__Raw records__:

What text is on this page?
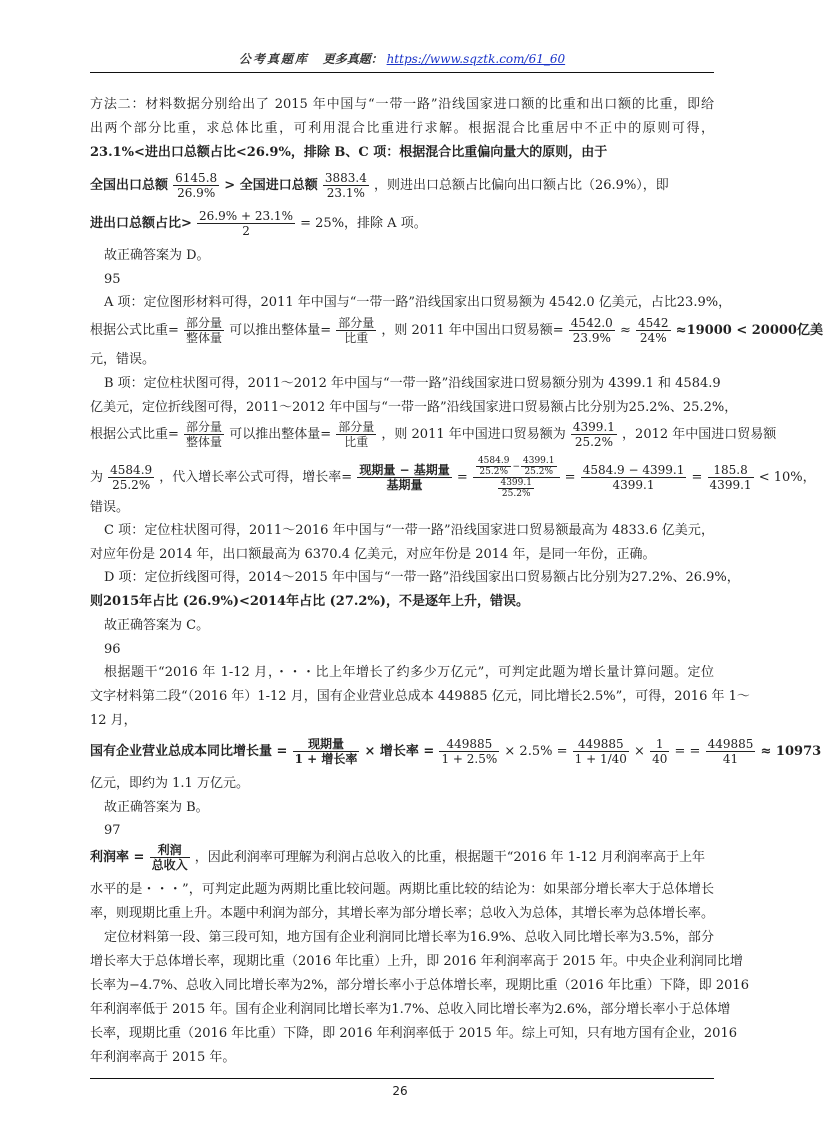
公考真题库 更多真题： https://www.sqztk.com/61_60
方法二：材料数据分别给出了 2015 年中国与“一带一路”沿线国家进口额的比重和出口额的比重，即给
出两个部分比重，求总体比重，可利用混合比重进行求解。根据混合比重居中不正中的原则可得，
23.1%<进出口总额占比<26.9%，排除 B、C 项：根据混合比重偏向量大的原则，由于
全国出口总额 $\frac{6145.8}{26.9\%}$ > 全国进口总额 $\frac{3883.4}{23.1\%}$ ，则进出口总额占比偏向出口额占比（26.9%），即
进出口总额占比> $\frac{26.9\% + 23.1\%}{2} = 25\%$，排除 A 项。
故正确答案为 D。
95
A 项：定位图形材料可得，2011 年中国与“一带一路”沿线国家出口贸易额为 4542.0 亿美元，占比23.9%，
根据公式比重= 部分量
整体量 可以推出整体量= 部分量
比重	，则 2011 年中国出口贸易额= $\frac{4542.0}{23.9\%} \approx \frac{4542}{24\%} \approx 19000 < 20000$亿美
元，错误。
B 项：定位柱状图可得，2011～2012 年中国与“一带一路”沿线国家进口贸易额分别为 4399.1 和 4584.9
亿美元，定位折线图可得，2011～2012 年中国与“一带一路”沿线国家进口贸易额占比分别为25.2%、25.2%，
根据公式比重= 部分量
整体量 可以推出整体量= 部分量
比重	，则 2011 年中国进口贸易额为 $\frac{4399.1}{25.2\%}$ ，2012 年中国进口贸易额
为 $\frac{4584.9}{25.2\%}$ ，代入增长率公式可得，增长率= 现期量 − 基期量
基期量	= $\frac{\frac{4584.9}{25.2\%} - \frac{4399.1}{25.2\%}}{\frac{4399.1}{25.2\%}} = \frac{4584.9 - 4399.1}{4399.1} = \frac{185.8}{4399.1} < 10\%$，
错误。
C 项：定位柱状图可得，2011～2016 年中国与“一带一路”沿线国家进口贸易额最高为 4833.6 亿美元，
对应年份是 2014 年，出口额最高为 6370.4 亿美元，对应年份是 2014 年，是同一年份，正确。
D 项：定位折线图可得，2014～2015 年中国与“一带一路”沿线国家出口贸易额占比分别为27.2%、26.9%，
则2015年占比 (26.9%)<2014年占比 (27.2%)，不是逐年上升，错误。
故正确答案为 C。
96
根据题干“2016 年 1-12 月，・・・比上年增长了约多少万亿元”，可判定此题为增长量计算问题。定位
文字材料第二段“（2016 年）1-12 月，国有企业营业总成本 449885 亿元，同比增长2.5%”，可得，2016 年 1～
12 月，
国有企业营业总成本同比增长量 =	现期量
1 + 增长率 × 增长率 = $\frac{449885}{1 + 2.5\%} \times 2.5\% = \frac{449885}{1 + 1/40} \times \frac{1}{40}$ = = $\frac{449885}{41} \approx 10973$
亿元，即约为 1.1 万亿元。
故正确答案为 B。
97
利润率 =	利润
总收入 ，因此利润率可理解为利润占总收入的比重，根据题干“2016 年 1-12 月利润率高于上年
水平的是・・・”，可判定此题为两期比重比较问题。两期比重比较的结论为：如果部分增长率大于总体增长
率，则现期比重上升。本题中利润为部分，其增长率为部分增长率；总收入为总体，其增长率为总体增长率。
定位材料第一段、第三段可知，地方国有企业利润同比增长率为16.9%、总收入同比增长率为3.5%，部分
增长率大于总体增长率，现期比重（2016 年比重）上升，即 2016 年利润率高于 2015 年。中央企业利润同比增
长率为−4.7%、总收入同比增长率为2%，部分增长率小于总体增长率，现期比重（2016 年比重）下降，即 2016
年利润率低于 2015 年。国有企业利润同比增长率为1.7%、总收入同比增长率为2.6%，部分增长率小于总体增
长率，现期比重（2016 年比重）下降，即 2016 年利润率低于 2015 年。综上可知，只有地方国有企业，2016
年利润率高于 2015 年。
26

__Task details__:
Which lines of the data include "一带一路"? Copy each of them.

__Answer in full__:
方法二：材料数据分别给出了 2015 年中国与“一带一路”沿线国家进口额的比重和出口额的比重，即给
A 项：定位图形材料可得，2011 年中国与“一带一路”沿线国家出口贸易额为 4542.0 亿美元，占比23.9%，
B 项：定位柱状图可得，2011～2012 年中国与“一带一路”沿线国家进口贸易额分别为 4399.1 和 4584.9
亿美元，定位折线图可得，2011～2012 年中国与“一带一路”沿线国家进口贸易额占比分别为25.2%、25.2%，
C 项：定位柱状图可得，2011～2016 年中国与“一带一路”沿线国家进口贸易额最高为 4833.6 亿美元，
D 项：定位折线图可得，2014～2015 年中国与“一带一路”沿线国家出口贸易额占比分别为27.2%、26.9%，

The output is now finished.